Exercise goal ▸ Extract each line where the string "corrente" shows up.

Recorded data ▸
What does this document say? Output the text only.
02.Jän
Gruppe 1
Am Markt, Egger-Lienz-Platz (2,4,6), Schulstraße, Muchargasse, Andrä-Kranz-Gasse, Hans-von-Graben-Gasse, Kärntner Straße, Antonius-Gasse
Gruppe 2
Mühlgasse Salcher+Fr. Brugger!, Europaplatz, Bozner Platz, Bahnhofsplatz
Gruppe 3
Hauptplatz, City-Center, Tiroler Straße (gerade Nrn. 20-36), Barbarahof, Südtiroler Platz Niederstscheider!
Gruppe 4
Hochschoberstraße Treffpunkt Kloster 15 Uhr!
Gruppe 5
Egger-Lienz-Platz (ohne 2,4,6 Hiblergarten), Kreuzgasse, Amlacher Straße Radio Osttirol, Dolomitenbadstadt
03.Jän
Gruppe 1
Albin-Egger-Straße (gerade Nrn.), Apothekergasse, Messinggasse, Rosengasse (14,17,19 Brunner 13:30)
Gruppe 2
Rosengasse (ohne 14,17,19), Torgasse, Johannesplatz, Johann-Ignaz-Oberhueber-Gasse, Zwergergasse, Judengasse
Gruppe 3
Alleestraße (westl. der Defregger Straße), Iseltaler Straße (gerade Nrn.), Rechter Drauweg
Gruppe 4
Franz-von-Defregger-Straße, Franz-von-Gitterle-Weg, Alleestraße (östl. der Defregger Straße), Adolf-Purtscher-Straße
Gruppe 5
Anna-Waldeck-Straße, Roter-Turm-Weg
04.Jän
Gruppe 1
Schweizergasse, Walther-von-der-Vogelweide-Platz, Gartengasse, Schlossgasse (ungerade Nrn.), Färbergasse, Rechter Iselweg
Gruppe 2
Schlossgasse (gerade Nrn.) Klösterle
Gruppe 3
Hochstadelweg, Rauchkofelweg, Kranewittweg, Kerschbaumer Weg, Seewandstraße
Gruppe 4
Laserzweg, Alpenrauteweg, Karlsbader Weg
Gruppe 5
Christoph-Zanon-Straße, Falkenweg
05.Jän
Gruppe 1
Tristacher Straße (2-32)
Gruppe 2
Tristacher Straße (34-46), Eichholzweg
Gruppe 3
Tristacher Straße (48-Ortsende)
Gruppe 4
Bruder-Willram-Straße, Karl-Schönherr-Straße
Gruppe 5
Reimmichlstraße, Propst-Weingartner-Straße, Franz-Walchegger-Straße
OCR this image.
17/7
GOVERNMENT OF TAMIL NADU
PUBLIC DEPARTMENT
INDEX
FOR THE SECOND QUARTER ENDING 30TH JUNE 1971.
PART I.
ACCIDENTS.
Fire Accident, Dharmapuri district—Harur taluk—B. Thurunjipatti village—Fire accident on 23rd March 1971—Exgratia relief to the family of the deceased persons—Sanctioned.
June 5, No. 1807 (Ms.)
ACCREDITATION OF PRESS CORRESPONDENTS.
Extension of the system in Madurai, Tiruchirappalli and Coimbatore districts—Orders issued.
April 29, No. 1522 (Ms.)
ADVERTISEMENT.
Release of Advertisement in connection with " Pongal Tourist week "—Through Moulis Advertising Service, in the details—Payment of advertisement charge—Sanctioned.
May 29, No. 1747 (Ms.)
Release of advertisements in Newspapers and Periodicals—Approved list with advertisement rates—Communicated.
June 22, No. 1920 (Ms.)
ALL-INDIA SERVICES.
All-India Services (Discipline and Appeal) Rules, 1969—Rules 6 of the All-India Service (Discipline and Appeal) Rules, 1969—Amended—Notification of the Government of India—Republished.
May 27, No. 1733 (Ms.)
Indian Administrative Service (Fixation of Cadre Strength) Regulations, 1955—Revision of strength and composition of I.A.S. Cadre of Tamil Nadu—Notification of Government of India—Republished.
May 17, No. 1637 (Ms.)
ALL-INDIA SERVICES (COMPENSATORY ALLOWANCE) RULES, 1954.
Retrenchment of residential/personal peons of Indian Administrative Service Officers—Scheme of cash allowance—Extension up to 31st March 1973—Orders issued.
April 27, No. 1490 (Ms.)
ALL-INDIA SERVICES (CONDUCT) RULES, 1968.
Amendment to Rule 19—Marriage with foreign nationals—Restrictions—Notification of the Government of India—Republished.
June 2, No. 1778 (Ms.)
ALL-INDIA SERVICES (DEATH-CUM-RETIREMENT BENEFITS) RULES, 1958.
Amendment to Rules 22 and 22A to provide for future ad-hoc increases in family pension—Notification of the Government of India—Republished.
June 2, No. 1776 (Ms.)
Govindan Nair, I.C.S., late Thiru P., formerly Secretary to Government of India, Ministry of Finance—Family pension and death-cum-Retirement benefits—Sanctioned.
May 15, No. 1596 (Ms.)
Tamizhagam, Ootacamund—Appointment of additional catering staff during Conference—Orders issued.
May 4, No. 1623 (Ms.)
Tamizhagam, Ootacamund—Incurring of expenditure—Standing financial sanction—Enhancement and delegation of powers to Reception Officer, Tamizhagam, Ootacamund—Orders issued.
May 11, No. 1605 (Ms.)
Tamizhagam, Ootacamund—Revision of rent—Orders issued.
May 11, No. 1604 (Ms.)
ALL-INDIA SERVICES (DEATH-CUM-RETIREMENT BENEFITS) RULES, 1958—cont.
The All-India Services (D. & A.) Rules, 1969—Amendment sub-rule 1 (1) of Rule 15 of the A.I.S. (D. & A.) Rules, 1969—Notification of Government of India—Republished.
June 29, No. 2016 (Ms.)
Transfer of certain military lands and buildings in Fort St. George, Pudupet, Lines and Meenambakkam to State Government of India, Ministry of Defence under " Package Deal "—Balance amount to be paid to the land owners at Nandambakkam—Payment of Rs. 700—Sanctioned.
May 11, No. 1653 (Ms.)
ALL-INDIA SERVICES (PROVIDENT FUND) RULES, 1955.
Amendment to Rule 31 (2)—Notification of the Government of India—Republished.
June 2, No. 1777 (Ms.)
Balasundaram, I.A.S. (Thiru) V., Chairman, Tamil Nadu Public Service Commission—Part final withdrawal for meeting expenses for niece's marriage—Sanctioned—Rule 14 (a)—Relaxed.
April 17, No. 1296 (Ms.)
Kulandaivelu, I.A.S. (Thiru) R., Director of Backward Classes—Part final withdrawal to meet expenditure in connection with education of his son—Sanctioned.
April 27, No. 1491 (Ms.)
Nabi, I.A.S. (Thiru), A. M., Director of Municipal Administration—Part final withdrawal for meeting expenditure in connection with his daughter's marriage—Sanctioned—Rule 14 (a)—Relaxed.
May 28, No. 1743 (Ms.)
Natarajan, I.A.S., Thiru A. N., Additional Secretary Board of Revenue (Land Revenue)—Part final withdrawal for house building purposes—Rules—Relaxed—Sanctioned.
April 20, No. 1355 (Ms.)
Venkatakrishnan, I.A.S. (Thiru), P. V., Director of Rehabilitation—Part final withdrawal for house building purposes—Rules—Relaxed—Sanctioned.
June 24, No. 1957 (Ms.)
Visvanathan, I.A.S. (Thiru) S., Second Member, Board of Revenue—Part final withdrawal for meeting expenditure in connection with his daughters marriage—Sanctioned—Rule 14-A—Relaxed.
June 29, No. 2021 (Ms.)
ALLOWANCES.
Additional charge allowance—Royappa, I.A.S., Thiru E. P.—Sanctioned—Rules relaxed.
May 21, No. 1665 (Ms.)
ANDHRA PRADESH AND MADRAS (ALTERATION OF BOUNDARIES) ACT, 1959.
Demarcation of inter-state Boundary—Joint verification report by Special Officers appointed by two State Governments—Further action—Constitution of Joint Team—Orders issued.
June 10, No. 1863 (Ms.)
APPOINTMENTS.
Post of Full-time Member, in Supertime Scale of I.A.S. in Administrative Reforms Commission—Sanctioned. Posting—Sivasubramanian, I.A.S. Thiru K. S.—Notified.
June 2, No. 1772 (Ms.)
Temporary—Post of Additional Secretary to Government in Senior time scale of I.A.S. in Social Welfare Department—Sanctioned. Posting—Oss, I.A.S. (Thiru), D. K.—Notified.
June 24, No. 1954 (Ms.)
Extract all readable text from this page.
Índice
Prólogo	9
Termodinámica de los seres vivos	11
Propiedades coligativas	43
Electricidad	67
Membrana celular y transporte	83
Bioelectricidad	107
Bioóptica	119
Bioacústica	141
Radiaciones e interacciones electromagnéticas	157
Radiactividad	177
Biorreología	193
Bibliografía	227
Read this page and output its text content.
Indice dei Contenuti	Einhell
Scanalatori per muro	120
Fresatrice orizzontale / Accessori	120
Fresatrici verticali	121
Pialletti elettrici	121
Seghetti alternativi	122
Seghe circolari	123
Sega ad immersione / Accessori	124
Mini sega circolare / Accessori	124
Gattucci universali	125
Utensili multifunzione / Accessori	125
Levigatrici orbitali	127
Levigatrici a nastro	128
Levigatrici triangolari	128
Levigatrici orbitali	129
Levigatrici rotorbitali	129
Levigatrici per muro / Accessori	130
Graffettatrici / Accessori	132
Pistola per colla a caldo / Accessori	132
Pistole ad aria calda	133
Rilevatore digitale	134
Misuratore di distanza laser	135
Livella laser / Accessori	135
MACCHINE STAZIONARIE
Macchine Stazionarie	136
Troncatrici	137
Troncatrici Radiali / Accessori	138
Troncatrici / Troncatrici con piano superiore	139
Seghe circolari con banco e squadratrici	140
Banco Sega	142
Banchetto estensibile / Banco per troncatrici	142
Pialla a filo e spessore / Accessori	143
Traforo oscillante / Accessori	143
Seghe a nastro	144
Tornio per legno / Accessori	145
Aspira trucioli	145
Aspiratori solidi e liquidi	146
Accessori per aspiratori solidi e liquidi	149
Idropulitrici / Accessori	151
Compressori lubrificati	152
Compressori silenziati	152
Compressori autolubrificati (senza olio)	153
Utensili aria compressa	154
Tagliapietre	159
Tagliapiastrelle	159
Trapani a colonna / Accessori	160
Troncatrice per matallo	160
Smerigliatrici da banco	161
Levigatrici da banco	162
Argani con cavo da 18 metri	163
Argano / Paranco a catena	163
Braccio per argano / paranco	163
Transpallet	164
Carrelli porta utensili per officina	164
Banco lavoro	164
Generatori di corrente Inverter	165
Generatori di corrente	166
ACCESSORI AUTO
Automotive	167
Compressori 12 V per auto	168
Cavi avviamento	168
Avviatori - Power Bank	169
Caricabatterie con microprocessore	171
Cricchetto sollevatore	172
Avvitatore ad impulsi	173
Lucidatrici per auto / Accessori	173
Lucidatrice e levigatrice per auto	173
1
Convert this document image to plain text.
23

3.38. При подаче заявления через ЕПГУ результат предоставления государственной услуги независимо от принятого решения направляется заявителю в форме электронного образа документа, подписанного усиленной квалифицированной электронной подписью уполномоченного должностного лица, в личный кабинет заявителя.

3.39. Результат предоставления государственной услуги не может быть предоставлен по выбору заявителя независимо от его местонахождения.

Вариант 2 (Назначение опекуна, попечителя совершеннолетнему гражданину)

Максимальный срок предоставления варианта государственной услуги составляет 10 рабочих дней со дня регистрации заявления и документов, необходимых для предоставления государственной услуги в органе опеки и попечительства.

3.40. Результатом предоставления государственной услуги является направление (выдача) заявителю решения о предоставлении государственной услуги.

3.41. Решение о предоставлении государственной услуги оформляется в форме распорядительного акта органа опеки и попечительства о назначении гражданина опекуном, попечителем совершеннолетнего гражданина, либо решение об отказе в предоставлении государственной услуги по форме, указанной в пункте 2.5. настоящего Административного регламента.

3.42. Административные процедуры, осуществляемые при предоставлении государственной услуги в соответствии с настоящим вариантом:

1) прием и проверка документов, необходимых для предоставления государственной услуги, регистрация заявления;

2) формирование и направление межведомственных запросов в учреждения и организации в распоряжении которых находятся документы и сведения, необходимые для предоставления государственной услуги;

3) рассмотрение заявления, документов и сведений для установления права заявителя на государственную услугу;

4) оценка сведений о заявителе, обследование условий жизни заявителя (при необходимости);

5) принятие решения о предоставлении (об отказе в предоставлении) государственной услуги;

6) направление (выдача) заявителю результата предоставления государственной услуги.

Task response ▸
Generatori di corrente Inverter	165
Generatori di corrente	166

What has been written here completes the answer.